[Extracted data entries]

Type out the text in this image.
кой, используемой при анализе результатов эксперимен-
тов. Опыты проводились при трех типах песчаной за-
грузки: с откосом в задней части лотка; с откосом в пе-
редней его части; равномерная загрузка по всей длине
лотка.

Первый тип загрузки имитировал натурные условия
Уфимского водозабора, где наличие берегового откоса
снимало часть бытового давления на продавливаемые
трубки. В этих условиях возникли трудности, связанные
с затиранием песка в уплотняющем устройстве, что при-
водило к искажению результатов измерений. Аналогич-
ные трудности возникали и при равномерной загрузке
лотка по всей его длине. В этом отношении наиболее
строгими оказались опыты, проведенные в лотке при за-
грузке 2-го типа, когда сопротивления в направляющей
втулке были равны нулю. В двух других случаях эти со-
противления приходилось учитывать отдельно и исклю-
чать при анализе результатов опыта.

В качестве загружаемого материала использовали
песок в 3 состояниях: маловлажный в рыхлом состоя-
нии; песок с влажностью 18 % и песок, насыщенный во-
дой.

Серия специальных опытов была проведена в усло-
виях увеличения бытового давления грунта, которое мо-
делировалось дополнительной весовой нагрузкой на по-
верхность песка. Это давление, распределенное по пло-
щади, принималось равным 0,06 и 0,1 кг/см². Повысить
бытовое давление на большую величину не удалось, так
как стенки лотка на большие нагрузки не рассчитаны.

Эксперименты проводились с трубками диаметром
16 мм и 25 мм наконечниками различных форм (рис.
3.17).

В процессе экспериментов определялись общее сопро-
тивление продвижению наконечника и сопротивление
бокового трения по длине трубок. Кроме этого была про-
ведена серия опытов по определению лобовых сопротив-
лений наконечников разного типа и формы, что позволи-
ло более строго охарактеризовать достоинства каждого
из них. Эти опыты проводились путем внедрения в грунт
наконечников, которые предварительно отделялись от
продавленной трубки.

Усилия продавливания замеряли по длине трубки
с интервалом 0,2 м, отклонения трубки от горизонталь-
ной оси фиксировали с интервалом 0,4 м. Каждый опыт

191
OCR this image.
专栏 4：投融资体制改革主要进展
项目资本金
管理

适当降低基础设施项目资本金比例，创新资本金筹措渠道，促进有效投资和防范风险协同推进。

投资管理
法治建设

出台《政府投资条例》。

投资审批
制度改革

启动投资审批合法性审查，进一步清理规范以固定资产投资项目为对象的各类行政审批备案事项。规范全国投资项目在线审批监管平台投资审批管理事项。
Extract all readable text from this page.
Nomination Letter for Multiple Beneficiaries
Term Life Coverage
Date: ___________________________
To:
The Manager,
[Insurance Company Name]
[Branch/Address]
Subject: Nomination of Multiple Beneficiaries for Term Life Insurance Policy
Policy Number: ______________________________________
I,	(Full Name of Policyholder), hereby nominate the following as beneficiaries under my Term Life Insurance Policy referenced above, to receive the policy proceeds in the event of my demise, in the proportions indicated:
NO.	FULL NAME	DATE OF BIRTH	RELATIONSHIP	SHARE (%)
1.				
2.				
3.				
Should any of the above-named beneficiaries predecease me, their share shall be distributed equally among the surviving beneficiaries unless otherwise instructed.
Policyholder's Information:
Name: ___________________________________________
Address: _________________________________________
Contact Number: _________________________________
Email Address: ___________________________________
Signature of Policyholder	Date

- **DIRECTIVE**:
Select every line of the records holding the string "результатов".

- **ANSWER**:
кой, используемой при анализе результатов эксперимен-
водило к искажению результатов измерений. Аналогич-
чать при анализе результатов опыта.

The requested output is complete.